> **DIRECTIONS**
Bring together all lines of the material below that contain the string "this".
=== INPUT ROWS ===
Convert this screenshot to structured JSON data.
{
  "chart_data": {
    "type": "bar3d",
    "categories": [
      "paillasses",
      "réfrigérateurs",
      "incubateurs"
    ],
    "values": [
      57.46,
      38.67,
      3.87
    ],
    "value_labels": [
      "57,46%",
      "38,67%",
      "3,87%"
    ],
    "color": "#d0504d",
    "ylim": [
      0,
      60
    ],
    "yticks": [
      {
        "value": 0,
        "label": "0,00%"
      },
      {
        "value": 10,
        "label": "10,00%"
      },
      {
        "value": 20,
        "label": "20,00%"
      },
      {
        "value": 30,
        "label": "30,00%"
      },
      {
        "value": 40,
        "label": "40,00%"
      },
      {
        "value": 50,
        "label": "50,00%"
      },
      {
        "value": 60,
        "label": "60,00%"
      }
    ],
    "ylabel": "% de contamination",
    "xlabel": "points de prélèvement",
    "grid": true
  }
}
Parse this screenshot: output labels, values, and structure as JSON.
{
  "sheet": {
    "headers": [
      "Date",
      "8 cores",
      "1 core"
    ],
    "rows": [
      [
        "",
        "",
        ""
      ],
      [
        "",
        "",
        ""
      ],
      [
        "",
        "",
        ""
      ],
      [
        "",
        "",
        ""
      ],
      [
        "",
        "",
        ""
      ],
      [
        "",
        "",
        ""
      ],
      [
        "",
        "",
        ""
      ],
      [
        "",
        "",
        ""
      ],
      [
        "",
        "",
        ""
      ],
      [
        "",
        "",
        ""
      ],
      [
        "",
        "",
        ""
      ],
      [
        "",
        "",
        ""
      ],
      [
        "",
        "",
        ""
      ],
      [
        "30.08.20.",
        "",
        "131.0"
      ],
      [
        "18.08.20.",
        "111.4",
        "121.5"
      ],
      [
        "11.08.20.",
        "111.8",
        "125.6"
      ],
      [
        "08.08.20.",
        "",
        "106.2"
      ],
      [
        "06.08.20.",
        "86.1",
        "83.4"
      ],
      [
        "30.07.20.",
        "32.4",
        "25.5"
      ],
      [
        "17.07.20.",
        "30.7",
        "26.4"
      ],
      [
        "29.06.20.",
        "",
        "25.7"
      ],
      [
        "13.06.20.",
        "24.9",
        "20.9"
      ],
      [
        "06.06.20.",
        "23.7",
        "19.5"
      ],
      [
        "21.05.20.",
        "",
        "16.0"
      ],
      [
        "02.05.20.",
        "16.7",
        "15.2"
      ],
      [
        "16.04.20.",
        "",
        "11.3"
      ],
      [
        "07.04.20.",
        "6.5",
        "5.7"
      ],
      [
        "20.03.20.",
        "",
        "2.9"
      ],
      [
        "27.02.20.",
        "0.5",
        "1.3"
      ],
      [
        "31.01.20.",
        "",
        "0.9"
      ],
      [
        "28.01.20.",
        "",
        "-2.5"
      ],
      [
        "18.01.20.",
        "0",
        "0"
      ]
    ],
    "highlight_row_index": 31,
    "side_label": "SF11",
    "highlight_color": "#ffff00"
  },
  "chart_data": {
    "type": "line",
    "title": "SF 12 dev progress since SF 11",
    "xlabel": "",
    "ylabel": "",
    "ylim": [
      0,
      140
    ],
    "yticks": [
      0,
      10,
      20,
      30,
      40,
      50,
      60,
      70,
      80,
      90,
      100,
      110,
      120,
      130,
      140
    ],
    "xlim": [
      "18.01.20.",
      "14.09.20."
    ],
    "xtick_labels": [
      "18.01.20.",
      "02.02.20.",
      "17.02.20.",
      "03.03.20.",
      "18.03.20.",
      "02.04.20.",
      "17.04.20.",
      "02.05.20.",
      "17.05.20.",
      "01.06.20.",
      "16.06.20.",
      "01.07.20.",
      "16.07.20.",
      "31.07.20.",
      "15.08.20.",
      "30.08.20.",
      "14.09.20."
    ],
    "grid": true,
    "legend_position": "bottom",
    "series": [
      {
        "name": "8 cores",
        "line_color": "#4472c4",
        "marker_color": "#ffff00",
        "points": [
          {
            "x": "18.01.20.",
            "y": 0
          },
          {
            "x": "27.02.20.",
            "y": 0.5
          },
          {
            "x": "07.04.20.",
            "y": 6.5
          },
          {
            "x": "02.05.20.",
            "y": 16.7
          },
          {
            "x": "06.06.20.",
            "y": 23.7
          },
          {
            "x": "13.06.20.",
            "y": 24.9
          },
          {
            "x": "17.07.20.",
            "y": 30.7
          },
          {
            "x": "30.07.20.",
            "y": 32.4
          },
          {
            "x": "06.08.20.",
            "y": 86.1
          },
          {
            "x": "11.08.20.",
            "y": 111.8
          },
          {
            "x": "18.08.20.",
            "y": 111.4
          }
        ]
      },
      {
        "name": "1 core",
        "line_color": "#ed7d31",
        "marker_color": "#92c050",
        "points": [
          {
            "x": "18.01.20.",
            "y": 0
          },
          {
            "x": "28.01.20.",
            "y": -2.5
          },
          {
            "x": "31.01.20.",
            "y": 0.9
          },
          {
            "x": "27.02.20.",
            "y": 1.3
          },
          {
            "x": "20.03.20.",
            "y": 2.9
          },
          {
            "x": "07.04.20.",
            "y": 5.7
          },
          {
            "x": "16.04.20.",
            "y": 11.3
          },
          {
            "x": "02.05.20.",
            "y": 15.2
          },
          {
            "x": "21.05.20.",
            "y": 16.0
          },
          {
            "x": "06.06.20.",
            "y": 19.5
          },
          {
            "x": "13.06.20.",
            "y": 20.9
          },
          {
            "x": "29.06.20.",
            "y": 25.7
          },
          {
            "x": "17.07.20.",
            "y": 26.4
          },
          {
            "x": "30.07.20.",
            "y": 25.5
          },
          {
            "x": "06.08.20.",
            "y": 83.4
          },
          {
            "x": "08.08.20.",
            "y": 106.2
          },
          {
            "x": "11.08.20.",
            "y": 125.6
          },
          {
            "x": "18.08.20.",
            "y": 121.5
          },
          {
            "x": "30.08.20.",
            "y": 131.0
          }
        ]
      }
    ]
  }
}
===
> **SOLUTION**
Convert this screenshot to structured JSON data.
Parse this screenshot: output labels, values, and structure as JSON.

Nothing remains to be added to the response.